__EXERCISE INSTRUCTIONS__
Go through the entries one line at a time, and gather every line that has the word "Method".

__RAW RECORDS__
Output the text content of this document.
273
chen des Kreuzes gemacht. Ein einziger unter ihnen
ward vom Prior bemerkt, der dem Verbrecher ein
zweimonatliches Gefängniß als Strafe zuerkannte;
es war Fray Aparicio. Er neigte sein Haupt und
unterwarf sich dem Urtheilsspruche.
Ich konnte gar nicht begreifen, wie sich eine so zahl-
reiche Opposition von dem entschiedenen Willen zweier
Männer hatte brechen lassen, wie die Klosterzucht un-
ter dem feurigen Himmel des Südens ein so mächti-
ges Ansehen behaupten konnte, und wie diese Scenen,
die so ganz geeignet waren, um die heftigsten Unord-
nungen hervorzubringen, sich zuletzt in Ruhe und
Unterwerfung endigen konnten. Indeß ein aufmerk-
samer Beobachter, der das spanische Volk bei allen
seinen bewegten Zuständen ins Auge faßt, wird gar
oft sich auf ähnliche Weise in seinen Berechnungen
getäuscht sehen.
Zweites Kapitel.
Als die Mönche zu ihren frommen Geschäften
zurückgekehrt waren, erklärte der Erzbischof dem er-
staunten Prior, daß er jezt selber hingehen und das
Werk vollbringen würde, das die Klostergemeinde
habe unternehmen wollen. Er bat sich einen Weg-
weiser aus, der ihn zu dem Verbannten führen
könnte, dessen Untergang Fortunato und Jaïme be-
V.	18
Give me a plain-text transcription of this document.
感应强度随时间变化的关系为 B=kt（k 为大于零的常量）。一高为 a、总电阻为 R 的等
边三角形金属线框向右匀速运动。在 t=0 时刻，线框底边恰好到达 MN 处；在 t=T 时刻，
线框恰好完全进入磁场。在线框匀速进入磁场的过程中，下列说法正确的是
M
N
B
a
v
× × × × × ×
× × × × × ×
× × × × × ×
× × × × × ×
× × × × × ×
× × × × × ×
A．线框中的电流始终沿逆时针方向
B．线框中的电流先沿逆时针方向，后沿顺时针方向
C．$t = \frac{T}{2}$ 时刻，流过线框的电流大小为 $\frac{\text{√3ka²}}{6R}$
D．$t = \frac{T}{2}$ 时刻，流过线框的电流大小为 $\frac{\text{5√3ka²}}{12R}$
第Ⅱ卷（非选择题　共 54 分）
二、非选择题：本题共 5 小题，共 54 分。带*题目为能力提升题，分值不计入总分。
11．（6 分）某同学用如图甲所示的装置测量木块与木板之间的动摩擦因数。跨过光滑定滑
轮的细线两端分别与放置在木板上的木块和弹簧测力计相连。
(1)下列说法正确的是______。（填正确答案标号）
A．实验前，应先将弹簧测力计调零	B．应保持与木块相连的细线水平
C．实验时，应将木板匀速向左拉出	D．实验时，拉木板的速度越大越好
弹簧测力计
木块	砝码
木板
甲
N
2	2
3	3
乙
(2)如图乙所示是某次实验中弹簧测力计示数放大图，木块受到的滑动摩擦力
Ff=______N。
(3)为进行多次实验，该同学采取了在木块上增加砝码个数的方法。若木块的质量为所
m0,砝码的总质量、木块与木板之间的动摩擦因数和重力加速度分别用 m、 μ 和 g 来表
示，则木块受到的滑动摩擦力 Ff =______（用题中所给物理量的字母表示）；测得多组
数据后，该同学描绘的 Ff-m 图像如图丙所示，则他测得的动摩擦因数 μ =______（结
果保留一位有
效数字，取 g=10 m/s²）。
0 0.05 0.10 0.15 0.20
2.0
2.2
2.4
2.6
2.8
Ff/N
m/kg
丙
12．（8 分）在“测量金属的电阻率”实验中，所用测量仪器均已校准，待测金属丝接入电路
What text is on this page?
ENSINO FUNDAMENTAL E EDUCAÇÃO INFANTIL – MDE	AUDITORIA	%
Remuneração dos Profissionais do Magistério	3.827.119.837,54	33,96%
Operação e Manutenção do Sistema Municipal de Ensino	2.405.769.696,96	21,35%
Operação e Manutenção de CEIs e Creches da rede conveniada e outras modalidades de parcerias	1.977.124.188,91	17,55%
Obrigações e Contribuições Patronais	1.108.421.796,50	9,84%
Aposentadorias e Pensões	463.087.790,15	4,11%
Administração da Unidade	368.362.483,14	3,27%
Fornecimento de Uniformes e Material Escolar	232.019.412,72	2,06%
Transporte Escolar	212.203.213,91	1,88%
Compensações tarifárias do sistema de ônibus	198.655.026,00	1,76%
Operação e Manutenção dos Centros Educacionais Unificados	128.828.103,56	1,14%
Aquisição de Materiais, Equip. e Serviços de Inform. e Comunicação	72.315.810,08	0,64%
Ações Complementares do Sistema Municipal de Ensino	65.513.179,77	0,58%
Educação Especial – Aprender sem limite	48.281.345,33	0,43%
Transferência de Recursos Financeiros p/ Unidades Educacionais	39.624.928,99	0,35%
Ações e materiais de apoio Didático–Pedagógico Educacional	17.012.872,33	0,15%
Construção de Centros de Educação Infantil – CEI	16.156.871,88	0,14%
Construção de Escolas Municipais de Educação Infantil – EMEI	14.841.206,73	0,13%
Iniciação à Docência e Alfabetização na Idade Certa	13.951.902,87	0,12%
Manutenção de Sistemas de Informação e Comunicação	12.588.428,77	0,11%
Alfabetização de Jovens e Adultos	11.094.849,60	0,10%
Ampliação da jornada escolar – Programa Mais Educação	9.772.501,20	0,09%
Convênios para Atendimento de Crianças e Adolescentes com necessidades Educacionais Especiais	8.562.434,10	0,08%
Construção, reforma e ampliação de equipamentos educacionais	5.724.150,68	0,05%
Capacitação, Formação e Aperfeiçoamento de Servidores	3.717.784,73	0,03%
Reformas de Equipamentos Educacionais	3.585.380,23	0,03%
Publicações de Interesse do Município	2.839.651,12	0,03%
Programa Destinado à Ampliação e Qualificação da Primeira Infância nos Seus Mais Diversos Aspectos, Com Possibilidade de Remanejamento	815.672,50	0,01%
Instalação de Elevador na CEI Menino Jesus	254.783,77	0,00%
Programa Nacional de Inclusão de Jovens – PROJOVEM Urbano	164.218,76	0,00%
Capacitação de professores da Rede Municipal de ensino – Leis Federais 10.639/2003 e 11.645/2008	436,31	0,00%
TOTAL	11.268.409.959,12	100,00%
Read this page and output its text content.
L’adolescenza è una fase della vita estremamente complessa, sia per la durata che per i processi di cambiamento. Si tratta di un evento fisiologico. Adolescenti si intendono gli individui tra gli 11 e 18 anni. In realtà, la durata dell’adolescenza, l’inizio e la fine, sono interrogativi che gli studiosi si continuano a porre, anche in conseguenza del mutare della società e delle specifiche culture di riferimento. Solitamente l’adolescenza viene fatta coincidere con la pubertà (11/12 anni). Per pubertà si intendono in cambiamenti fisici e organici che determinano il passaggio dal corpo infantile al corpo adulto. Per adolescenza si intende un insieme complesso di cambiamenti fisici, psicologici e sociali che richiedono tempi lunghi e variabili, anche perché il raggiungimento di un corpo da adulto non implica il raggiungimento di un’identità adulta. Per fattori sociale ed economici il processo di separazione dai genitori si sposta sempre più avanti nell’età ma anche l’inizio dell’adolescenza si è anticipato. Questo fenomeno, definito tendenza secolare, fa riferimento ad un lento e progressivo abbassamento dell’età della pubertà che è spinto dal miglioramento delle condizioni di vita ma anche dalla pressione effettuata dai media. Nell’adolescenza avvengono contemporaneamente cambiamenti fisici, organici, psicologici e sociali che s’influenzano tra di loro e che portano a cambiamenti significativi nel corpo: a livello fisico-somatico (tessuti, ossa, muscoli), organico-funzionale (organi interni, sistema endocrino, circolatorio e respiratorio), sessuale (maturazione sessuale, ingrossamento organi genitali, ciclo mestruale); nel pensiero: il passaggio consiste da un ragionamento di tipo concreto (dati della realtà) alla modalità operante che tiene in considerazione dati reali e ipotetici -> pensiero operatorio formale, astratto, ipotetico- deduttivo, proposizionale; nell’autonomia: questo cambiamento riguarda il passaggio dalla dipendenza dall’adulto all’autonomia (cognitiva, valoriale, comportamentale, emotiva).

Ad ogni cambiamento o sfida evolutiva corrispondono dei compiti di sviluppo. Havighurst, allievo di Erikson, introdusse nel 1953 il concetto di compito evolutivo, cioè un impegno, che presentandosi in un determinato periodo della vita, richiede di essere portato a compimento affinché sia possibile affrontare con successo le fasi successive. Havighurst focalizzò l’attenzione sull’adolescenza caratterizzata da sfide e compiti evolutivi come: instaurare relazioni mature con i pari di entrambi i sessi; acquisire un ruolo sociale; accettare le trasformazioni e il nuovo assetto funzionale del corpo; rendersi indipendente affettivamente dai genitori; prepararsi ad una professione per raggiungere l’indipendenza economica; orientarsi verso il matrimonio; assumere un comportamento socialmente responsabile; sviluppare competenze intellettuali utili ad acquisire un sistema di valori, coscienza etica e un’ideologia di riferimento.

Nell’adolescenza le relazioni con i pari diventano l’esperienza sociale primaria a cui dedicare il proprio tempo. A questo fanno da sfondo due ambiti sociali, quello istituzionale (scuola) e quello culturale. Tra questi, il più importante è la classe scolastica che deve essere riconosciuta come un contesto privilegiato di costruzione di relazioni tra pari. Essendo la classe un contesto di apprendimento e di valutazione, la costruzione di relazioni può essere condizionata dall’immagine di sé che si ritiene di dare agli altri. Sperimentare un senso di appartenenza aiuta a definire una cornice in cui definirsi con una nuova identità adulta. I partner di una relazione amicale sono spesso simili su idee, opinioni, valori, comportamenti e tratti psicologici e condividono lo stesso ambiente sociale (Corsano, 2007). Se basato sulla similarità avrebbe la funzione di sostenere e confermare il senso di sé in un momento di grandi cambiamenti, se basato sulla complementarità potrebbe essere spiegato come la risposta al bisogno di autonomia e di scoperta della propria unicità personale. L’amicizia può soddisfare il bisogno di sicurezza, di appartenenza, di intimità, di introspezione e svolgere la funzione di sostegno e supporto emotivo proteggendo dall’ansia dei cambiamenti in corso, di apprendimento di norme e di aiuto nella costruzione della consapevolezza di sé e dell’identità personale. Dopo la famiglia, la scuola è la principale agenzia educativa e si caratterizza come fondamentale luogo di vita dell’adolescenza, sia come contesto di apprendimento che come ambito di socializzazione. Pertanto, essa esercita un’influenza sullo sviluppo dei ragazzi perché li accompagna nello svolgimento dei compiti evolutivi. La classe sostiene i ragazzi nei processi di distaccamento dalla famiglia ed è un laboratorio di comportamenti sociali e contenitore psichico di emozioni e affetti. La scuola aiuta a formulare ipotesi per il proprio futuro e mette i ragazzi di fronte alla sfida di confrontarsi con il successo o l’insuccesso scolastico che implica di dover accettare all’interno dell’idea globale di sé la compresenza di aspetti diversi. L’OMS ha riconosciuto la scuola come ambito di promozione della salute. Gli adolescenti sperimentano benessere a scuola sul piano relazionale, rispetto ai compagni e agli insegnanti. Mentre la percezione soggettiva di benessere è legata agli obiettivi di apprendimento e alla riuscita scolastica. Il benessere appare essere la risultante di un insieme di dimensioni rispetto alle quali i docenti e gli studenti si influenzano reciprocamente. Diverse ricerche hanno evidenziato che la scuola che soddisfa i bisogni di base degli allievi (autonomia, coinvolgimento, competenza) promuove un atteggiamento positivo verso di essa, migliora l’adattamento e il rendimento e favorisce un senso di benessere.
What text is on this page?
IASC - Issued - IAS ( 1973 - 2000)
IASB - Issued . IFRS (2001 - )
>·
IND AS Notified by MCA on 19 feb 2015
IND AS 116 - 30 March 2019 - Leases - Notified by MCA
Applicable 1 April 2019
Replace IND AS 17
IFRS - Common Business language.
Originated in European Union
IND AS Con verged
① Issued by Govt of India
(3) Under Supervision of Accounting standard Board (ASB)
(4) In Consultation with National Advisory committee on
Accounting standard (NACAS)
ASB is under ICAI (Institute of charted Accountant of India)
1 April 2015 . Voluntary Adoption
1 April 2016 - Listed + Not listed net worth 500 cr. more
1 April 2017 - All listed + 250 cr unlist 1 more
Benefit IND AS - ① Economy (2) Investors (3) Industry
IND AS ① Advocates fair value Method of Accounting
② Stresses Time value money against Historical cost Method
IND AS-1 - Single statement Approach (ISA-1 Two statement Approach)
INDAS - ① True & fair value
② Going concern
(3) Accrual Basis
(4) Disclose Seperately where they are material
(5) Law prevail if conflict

__ANSWER TO THE TASK__
IND AS ① Advocates fair value Method of Accounting
② Stresses Time value money against Historical cost Method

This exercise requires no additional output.